Copy the listing below line for line, changing nothing.
### Entries supplied ###
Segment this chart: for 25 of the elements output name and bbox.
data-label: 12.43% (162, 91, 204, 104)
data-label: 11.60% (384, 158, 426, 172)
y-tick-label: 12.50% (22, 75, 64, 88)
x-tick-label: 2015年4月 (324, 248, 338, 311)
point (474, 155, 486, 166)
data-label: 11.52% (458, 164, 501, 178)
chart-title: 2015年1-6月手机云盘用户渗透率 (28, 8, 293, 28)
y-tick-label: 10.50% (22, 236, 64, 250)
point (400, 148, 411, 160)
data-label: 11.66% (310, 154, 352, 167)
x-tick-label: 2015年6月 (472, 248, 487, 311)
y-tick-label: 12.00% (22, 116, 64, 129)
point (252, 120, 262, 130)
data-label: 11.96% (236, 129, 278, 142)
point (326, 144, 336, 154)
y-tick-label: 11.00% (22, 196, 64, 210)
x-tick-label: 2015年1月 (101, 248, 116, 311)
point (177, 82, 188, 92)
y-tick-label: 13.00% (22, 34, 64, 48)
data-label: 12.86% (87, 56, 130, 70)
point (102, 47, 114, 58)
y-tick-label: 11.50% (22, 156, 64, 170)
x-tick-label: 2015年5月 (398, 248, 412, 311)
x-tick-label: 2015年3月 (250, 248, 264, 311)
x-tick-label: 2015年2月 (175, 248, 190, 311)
###
** Answer to this exercise **
Segment this chart: for 25 of the elements output name and bbox.
data-label: 12.43% (162, 91, 204, 104)
data-label: 11.60% (384, 158, 426, 172)
y-tick-label: 12.50% (22, 75, 64, 88)
x-tick-label: 2015年4月 (324, 248, 338, 311)
point (474, 155, 486, 166)
data-label: 11.52% (458, 164, 501, 178)
chart-title: 2015年1-6月手机云盘用户渗透率 (28, 8, 293, 28)
y-tick-label: 10.50% (22, 236, 64, 250)
point (400, 148, 411, 160)
data-label: 11.66% (310, 154, 352, 167)
x-tick-label: 2015年6月 (472, 248, 487, 311)
y-tick-label: 12.00% (22, 116, 64, 129)
point (252, 120, 262, 130)
data-label: 11.96% (236, 129, 278, 142)
point (326, 144, 336, 154)
y-tick-label: 11.00% (22, 196, 64, 210)
x-tick-label: 2015年1月 (101, 248, 116, 311)
point (177, 82, 188, 92)
y-tick-label: 13.00% (22, 34, 64, 48)
data-label: 12.86% (87, 56, 130, 70)
point (102, 47, 114, 58)
y-tick-label: 11.50% (22, 156, 64, 170)
x-tick-label: 2015年5月 (398, 248, 412, 311)
x-tick-label: 2015年3月 (250, 248, 264, 311)
x-tick-label: 2015年2月 (175, 248, 190, 311)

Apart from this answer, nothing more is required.